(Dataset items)
________________________________________
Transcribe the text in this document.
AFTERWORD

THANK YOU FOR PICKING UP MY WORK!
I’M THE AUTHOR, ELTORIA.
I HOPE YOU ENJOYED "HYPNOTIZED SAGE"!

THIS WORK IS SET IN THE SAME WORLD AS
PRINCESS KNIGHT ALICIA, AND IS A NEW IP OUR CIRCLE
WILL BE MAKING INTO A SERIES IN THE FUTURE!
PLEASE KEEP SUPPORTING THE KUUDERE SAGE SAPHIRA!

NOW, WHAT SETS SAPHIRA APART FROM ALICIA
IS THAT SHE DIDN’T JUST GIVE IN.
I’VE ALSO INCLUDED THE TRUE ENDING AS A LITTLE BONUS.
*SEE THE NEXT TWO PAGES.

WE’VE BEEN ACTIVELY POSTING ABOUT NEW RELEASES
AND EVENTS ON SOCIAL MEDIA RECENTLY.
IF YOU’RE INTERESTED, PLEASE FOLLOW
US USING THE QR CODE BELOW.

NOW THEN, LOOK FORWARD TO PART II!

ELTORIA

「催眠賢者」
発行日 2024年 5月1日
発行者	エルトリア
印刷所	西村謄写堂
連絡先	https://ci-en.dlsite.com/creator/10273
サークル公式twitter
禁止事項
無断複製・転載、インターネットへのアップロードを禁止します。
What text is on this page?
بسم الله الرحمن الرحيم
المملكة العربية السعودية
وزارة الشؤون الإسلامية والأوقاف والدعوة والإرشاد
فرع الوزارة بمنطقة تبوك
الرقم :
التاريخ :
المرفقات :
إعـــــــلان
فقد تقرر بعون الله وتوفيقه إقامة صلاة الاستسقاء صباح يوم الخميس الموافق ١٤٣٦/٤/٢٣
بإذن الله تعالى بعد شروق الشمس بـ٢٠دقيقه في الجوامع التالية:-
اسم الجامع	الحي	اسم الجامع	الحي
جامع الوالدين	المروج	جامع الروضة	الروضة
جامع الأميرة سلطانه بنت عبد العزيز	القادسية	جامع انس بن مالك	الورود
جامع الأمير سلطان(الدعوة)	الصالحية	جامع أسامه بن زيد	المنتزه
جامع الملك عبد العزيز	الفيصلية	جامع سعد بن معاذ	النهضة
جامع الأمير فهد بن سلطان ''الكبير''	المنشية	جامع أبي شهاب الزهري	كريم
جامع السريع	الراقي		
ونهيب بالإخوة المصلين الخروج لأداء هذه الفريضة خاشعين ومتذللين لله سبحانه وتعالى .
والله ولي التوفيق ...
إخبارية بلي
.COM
________________________________________
> [Prompt]:
Quote each line of the data above exactly as written.

> [Correct response]:
Transcribe the text in this document.
AFTERWORD

THANK YOU FOR PICKING UP MY WORK!
I’M THE AUTHOR, ELTORIA.
I HOPE YOU ENJOYED "HYPNOTIZED SAGE"!

THIS WORK IS SET IN THE SAME WORLD AS
PRINCESS KNIGHT ALICIA, AND IS A NEW IP OUR CIRCLE
WILL BE MAKING INTO A SERIES IN THE FUTURE!
PLEASE KEEP SUPPORTING THE KUUDERE SAGE SAPHIRA!

NOW, WHAT SETS SAPHIRA APART FROM ALICIA
IS THAT SHE DIDN’T JUST GIVE IN.
I’VE ALSO INCLUDED THE TRUE ENDING AS A LITTLE BONUS.
*SEE THE NEXT TWO PAGES.

WE’VE BEEN ACTIVELY POSTING ABOUT NEW RELEASES
AND EVENTS ON SOCIAL MEDIA RECENTLY.
IF YOU’RE INTERESTED, PLEASE FOLLOW
US USING THE QR CODE BELOW.

NOW THEN, LOOK FORWARD TO PART II!

ELTORIA

「催眠賢者」
発行日 2024年 5月1日
発行者	エルトリア
印刷所	西村謄写堂
連絡先	https://ci-en.dlsite.com/creator/10273
サークル公式twitter
禁止事項
無断複製・転載、インターネットへのアップロードを禁止します。
What text is on this page?
بسم الله الرحمن الرحيم
المملكة العربية السعودية
وزارة الشؤون الإسلامية والأوقاف والدعوة والإرشاد
فرع الوزارة بمنطقة تبوك
الرقم :
التاريخ :
المرفقات :
إعـــــــلان
فقد تقرر بعون الله وتوفيقه إقامة صلاة الاستسقاء صباح يوم الخميس الموافق ١٤٣٦/٤/٢٣
بإذن الله تعالى بعد شروق الشمس بـ٢٠دقيقه في الجوامع التالية:-
اسم الجامع	الحي	اسم الجامع	الحي
جامع الوالدين	المروج	جامع الروضة	الروضة
جامع الأميرة سلطانه بنت عبد العزيز	القادسية	جامع انس بن مالك	الورود
جامع الأمير سلطان(الدعوة)	الصالحية	جامع أسامه بن زيد	المنتزه
جامع الملك عبد العزيز	الفيصلية	جامع سعد بن معاذ	النهضة
جامع الأمير فهد بن سلطان ''الكبير''	المنشية	جامع أبي شهاب الزهري	كريم
جامع السريع	الراقي		
ونهيب بالإخوة المصلين الخروج لأداء هذه الفريضة خاشعين ومتذللين لله سبحانه وتعالى .
والله ولي التوفيق ...
إخبارية بلي
.COM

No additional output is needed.